### Given instruction:
Please read the text on fence security systems and say what the term "optical radiation" includes.

### Text to read:
____

It is commonly known to construct boundary fences using cables or wires running between adjacent posts. Such fences can, for example, be used to contain animals within a field or prevent unauthorised entry into an area delimited by the fence. However, there are many such cases where it would be extremely desirable or even essential to be provided with some means of warning when any attempt, even unsuccessful, has been made to cross the boundary.
In this specification, the terms "strip" and "strand" will be used. In the present context, "strip" means a long narrow band of small thickness. "Strand" on the other hand has a broader meaning so as to include also other cross-sectional shapes. According to the invention from a first aspect, there is provided a security system in which a fence wall, or the like, disposed to extend along a given boundary, includes fibre-optic wave guide means running along the boundary, there being an energy source positioned to direct optical radiation along said guide means from one end, and a detector positioned to detect radiation leaving said guide means from the other end and arranged to change its state in response to a change in detected radiation outside a predetermined range.
Herein, the term "optical radiation" includes infra-red and ultra-violet radiation as well as visible radiation.

____

### Data block:
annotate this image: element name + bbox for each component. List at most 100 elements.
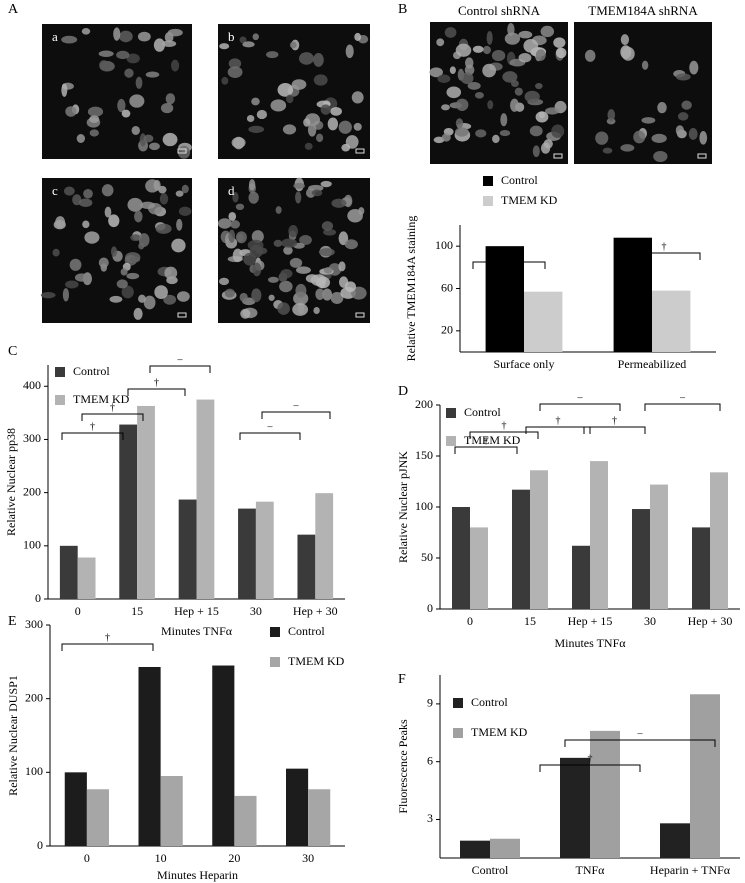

____

### Answer:
Infra-red and ultra-violet radiation as well as visible radiation.